▶ _THE PROBLEM_:
Show, in full, each line of the data that contains "women".

******

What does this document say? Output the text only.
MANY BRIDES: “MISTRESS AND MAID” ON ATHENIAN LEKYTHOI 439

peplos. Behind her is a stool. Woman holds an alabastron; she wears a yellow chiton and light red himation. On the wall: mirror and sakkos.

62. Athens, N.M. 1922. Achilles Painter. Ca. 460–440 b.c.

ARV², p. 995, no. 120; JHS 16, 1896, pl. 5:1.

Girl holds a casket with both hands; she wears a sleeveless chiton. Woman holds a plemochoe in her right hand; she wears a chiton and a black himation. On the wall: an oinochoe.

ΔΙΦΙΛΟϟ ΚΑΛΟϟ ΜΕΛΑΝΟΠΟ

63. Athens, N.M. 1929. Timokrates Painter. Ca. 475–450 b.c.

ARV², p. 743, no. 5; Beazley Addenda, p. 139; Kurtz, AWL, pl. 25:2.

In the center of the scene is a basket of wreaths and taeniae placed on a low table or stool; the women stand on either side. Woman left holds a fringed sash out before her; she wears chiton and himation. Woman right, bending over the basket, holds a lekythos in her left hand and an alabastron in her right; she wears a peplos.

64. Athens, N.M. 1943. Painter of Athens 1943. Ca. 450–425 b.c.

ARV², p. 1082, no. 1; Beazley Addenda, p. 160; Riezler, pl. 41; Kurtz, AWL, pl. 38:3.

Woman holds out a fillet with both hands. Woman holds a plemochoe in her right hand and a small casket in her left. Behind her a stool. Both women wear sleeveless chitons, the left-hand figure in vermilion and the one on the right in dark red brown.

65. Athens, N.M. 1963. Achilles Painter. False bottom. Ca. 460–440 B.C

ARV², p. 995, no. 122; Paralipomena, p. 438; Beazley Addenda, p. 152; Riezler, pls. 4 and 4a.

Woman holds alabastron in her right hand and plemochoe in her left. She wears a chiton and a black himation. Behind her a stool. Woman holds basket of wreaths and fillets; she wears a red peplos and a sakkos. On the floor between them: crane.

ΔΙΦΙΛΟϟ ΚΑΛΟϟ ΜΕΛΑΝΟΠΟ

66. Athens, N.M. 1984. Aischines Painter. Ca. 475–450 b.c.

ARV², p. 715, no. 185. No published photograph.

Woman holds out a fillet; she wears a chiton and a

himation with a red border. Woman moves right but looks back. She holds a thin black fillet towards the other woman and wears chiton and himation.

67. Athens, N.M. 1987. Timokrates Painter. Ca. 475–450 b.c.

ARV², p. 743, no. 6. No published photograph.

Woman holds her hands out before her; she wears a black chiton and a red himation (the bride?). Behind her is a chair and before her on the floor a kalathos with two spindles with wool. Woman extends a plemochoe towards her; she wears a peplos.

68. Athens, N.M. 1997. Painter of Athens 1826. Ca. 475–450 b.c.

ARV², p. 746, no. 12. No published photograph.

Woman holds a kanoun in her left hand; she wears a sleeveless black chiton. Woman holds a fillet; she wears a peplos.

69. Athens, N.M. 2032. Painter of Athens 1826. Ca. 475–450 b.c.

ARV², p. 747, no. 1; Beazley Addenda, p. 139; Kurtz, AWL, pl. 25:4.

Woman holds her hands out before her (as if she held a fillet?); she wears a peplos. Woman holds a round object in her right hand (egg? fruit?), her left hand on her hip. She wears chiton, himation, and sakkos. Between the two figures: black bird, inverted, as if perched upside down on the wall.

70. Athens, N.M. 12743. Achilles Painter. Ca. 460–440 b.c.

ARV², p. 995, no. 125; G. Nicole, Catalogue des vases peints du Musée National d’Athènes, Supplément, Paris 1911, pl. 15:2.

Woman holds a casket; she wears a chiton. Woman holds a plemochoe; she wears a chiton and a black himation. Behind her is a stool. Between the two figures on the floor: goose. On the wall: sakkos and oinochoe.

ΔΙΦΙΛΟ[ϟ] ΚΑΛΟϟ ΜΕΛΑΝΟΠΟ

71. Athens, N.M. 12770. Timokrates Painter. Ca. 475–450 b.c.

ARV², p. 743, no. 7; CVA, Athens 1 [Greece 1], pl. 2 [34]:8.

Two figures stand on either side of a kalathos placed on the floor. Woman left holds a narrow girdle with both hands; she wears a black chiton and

******

▶ _OUTPUT FOR THIS EXERCISE_:
In the center of the scene is a basket of wreaths and taeniae placed on a low table or stool; the women stand on either side. Woman left holds a fringed sash out before her; she wears chiton and himation. Woman right, bending over the basket, holds a lekythos in her left hand and an alabastron in her right; she wears a peplos.
Woman holds out a fillet with both hands. Woman holds a plemochoe in her right hand and a small casket in her left. Behind her a stool. Both women wear sleeveless chitons, the left-hand figure in vermilion and the one on the right in dark red brown.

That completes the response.